**What needs to be done**
Format the lines of the records starting at the line containing "data-point bbox=[349, 270, 352, 273]" and ending at the line containing "data-point bbox=[136, 264, 139, 266]" as a numbered list, omitting any blank lines.

(Collected data entries)
* BEGIN *
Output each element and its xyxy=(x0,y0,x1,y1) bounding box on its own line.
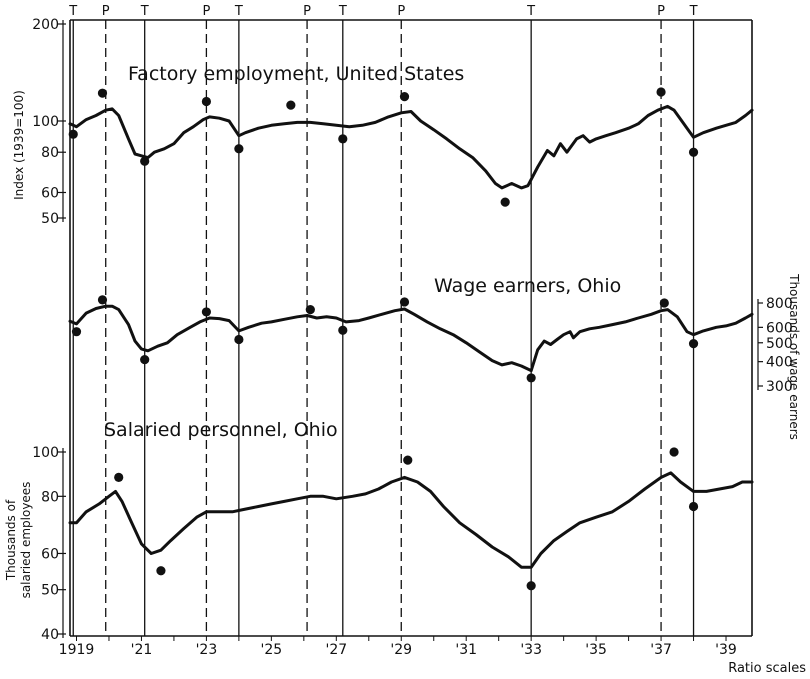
y-tick-label-factory: 60 xyxy=(41,185,59,201)
x-tick-label: '35 xyxy=(585,642,607,658)
y-tick-label-wage: 800 xyxy=(766,296,793,312)
x-axis: 1919 '21 '23 '25 '27 '29 '31 '33 '35 '37 '39 xyxy=(59,635,752,658)
y-tick-label-wage: 500 xyxy=(766,336,793,352)
y-axis-label-salaried-line2: salaried employees xyxy=(19,482,33,599)
turning-label: P xyxy=(202,4,210,19)
y-tick-label-salaried: 80 xyxy=(41,489,59,505)
data-dot-wage xyxy=(688,339,699,349)
series-line-salaried xyxy=(68,471,754,569)
data-dot-factory xyxy=(656,87,666,97)
x-tick-label: '39 xyxy=(715,642,737,658)
turning-label: P xyxy=(102,4,110,19)
y-tick-label-salaried: 60 xyxy=(41,546,59,562)
y-tick-label-salaried: 50 xyxy=(41,583,59,599)
data-dot-salaried xyxy=(688,501,699,512)
x-tick-label: '21 xyxy=(131,642,153,658)
data-dot-wage xyxy=(201,307,211,317)
panel-title-wage: Wage earners, Ohio xyxy=(434,275,621,297)
turning-label: T xyxy=(68,4,77,19)
turning-label: T xyxy=(140,4,149,19)
data-dot-factory xyxy=(97,88,108,98)
series-line-wage xyxy=(68,304,754,373)
y-tick-label-salaried: 100 xyxy=(32,445,59,461)
x-tick-label: '33 xyxy=(520,642,542,658)
data-dot-salaried xyxy=(114,472,124,482)
x-tick-label: '27 xyxy=(325,642,347,658)
y-tick-label-factory: 80 xyxy=(41,145,59,161)
y-axis-label-factory: Index (1939=100) xyxy=(12,90,26,200)
data-dot-factory xyxy=(286,100,296,110)
y-tick-label-salaried: 40 xyxy=(41,627,59,643)
data-dot-factory xyxy=(201,96,211,107)
data-dot-wage xyxy=(97,295,108,305)
x-tick-label: '37 xyxy=(650,642,672,658)
data-dot-wage xyxy=(305,304,315,315)
turning-label: T xyxy=(338,4,347,19)
series-line-factory xyxy=(68,104,754,190)
data-dot-factory xyxy=(500,197,510,207)
data-dot-salaried xyxy=(669,447,679,457)
data-dot-wage xyxy=(71,327,82,337)
data-dot-factory xyxy=(68,129,78,139)
turning-label: T xyxy=(526,4,535,19)
data-dot-factory xyxy=(399,92,410,102)
data-dot-salaried xyxy=(526,581,536,591)
turning-label: T xyxy=(234,4,243,19)
data-dot-factory xyxy=(688,147,699,157)
panel-title-factory: Factory employment, United States xyxy=(128,63,464,85)
data-dot-wage xyxy=(659,298,669,308)
data-dot-salaried xyxy=(403,455,413,465)
y-axis-label-wage: Thousands of wage earners xyxy=(787,273,801,440)
y-tick-label-factory: 100 xyxy=(32,114,59,130)
turning-label: T xyxy=(689,4,698,19)
data-dot-factory xyxy=(234,144,244,154)
data-dot-wage xyxy=(399,297,410,307)
y-tick-label-wage: 600 xyxy=(766,320,793,336)
turning-label: P xyxy=(303,4,311,19)
y-tick-label-factory: 50 xyxy=(41,211,59,227)
x-tick-label: '31 xyxy=(455,642,477,658)
ratio-scales-note: Ratio scales xyxy=(728,661,806,676)
data-dot-wage xyxy=(526,373,536,383)
data-dot-factory xyxy=(338,134,348,144)
turning-label: P xyxy=(657,4,665,19)
data-dot-wage xyxy=(140,354,150,365)
data-dot-wage xyxy=(234,334,244,345)
panel-title-salaried: Salaried personnel, Ohio xyxy=(104,419,338,441)
data-dot-salaried xyxy=(156,566,166,576)
y-axis-label-salaried-line1: Thousands of xyxy=(4,499,18,581)
x-tick-label: '25 xyxy=(261,642,283,658)
data-dot-factory xyxy=(140,156,150,166)
y-tick-label-factory: 200 xyxy=(32,17,59,33)
panel-series xyxy=(68,104,754,569)
x-tick-label: '29 xyxy=(390,642,412,658)
turning-label: P xyxy=(397,4,405,19)
data-dot-wage xyxy=(338,325,348,335)
y-tick-label-wage: 400 xyxy=(766,355,793,371)
panel-dots xyxy=(68,87,699,591)
y-tick-label-wage: 300 xyxy=(766,379,793,395)
x-tick-label: 1919 xyxy=(59,642,95,658)
x-tick-label: '23 xyxy=(196,642,218,658)
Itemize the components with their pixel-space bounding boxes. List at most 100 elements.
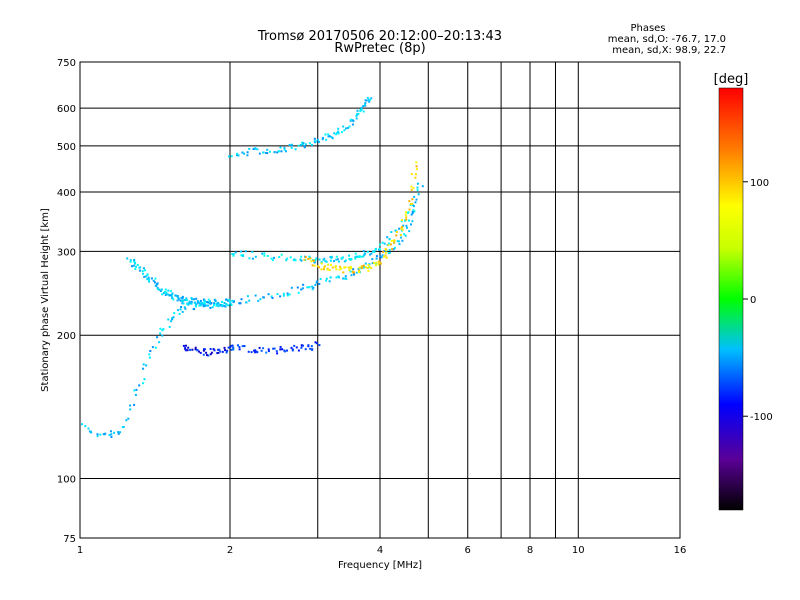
data-point bbox=[349, 270, 352, 273]
data-point bbox=[276, 352, 279, 355]
data-point bbox=[293, 258, 296, 261]
data-point bbox=[216, 352, 219, 355]
data-point bbox=[315, 342, 318, 345]
data-point bbox=[344, 275, 347, 278]
data-point bbox=[251, 250, 254, 253]
data-point bbox=[338, 268, 341, 271]
data-point bbox=[291, 348, 294, 351]
data-point bbox=[282, 292, 285, 295]
data-point bbox=[337, 275, 340, 278]
data-point bbox=[322, 258, 325, 261]
data-point bbox=[148, 356, 151, 359]
data-point bbox=[330, 136, 333, 139]
data-point bbox=[136, 264, 139, 266]
data-point bbox=[343, 129, 346, 132]
data-point bbox=[181, 310, 184, 313]
data-point bbox=[360, 106, 363, 109]
data-point bbox=[370, 252, 373, 255]
data-point bbox=[143, 275, 146, 278]
data-point bbox=[145, 364, 148, 367]
data-point bbox=[412, 209, 415, 212]
data-point bbox=[206, 354, 208, 357]
data-point bbox=[191, 348, 194, 351]
data-point bbox=[286, 257, 289, 260]
data-point bbox=[297, 291, 300, 294]
data-point bbox=[213, 349, 216, 352]
data-point bbox=[227, 299, 229, 302]
data-point bbox=[271, 297, 274, 299]
data-point bbox=[245, 301, 248, 304]
data-point bbox=[280, 253, 283, 256]
data-point bbox=[383, 242, 386, 245]
data-point bbox=[133, 403, 136, 406]
data-point bbox=[259, 298, 262, 301]
data-point bbox=[311, 285, 314, 288]
data-point bbox=[232, 346, 235, 349]
data-point bbox=[202, 349, 205, 352]
data-point bbox=[276, 151, 279, 154]
data-point bbox=[273, 347, 276, 350]
data-point bbox=[368, 266, 371, 269]
data-point bbox=[401, 225, 403, 228]
data-point bbox=[243, 152, 246, 155]
data-point bbox=[177, 296, 180, 299]
data-point bbox=[213, 304, 215, 307]
data-point bbox=[369, 253, 371, 256]
data-point bbox=[262, 347, 265, 350]
data-point bbox=[328, 135, 331, 138]
data-point bbox=[364, 266, 367, 269]
data-point bbox=[275, 350, 278, 353]
data-point bbox=[198, 301, 201, 304]
data-point bbox=[351, 123, 354, 126]
data-point bbox=[374, 248, 377, 251]
data-point bbox=[267, 293, 270, 296]
data-point bbox=[311, 348, 314, 351]
data-point bbox=[181, 297, 184, 300]
data-point bbox=[236, 154, 238, 157]
data-point bbox=[397, 240, 400, 243]
data-point bbox=[229, 302, 232, 305]
data-point bbox=[238, 346, 241, 348]
data-point bbox=[158, 288, 161, 291]
data-point bbox=[325, 279, 328, 282]
data-point bbox=[202, 353, 205, 356]
data-point bbox=[398, 243, 401, 246]
data-point bbox=[270, 295, 273, 298]
y-tick-label: 500 bbox=[57, 142, 76, 153]
data-point bbox=[185, 299, 188, 302]
data-point bbox=[172, 298, 175, 301]
y-tick-label: 750 bbox=[57, 58, 76, 69]
data-point bbox=[87, 427, 90, 430]
data-point bbox=[154, 277, 157, 280]
data-point bbox=[207, 301, 210, 304]
data-point bbox=[350, 267, 353, 270]
data-point bbox=[110, 435, 113, 438]
data-point bbox=[205, 351, 208, 354]
data-point bbox=[355, 115, 358, 117]
data-point bbox=[247, 350, 250, 353]
data-point bbox=[327, 135, 330, 138]
data-point bbox=[204, 304, 207, 307]
x-tick-label: 16 bbox=[674, 545, 687, 556]
data-point bbox=[283, 148, 286, 151]
data-point bbox=[360, 265, 363, 268]
data-point bbox=[408, 200, 411, 203]
data-point bbox=[210, 351, 213, 354]
data-point bbox=[199, 299, 202, 302]
data-point bbox=[362, 266, 365, 269]
data-point bbox=[171, 292, 174, 295]
x-tick-label: 4 bbox=[377, 545, 383, 556]
data-point bbox=[370, 97, 373, 100]
data-point bbox=[288, 293, 291, 296]
data-point bbox=[202, 298, 205, 301]
data-point bbox=[273, 256, 275, 259]
data-point bbox=[367, 269, 370, 272]
data-point bbox=[228, 298, 231, 301]
data-point bbox=[327, 133, 330, 136]
data-point bbox=[263, 252, 266, 255]
data-point bbox=[342, 277, 345, 280]
data-point bbox=[321, 138, 324, 141]
data-point bbox=[271, 259, 274, 262]
data-point bbox=[300, 288, 303, 291]
data-point bbox=[125, 419, 128, 422]
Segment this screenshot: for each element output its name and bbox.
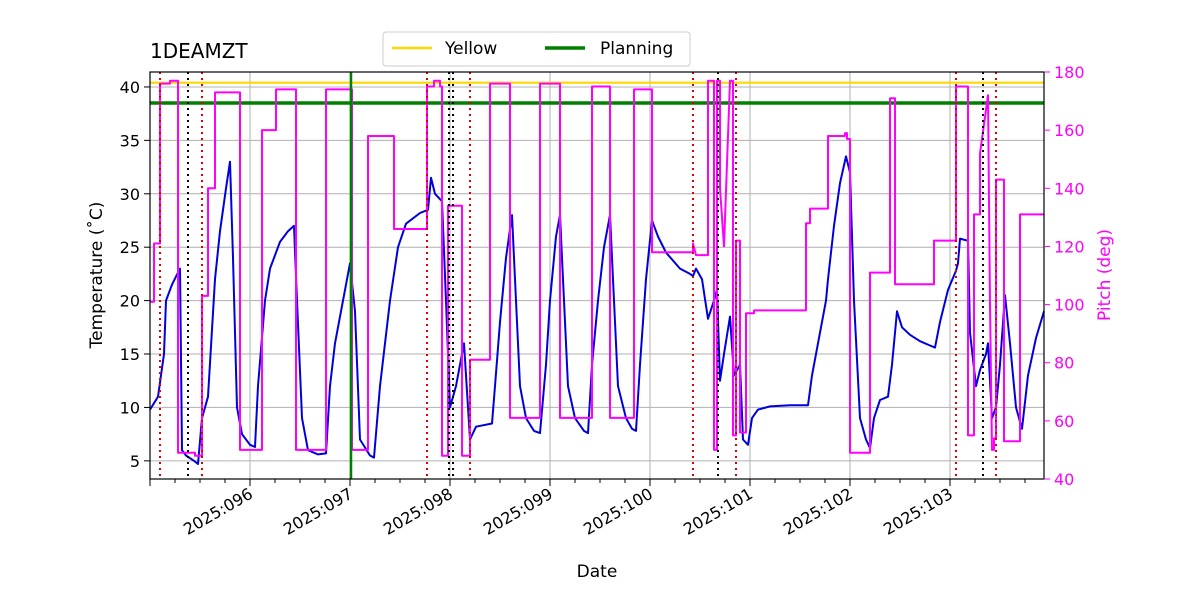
* END *
**Solution to this problem**
1. data-point bbox=[349, 270, 352, 273]
2. data-point bbox=[276, 352, 279, 355]
3. data-point bbox=[293, 258, 296, 261]
4. data-point bbox=[216, 352, 219, 355]
5. data-point bbox=[315, 342, 318, 345]
6. data-point bbox=[344, 275, 347, 278]
7. data-point bbox=[251, 250, 254, 253]
8. data-point bbox=[338, 268, 341, 271]
9. data-point bbox=[291, 348, 294, 351]
10. data-point bbox=[282, 292, 285, 295]
11. data-point bbox=[337, 275, 340, 278]
12. data-point bbox=[322, 258, 325, 261]
13. data-point bbox=[148, 356, 151, 359]
14. data-point bbox=[330, 136, 333, 139]
15. data-point bbox=[136, 264, 139, 266]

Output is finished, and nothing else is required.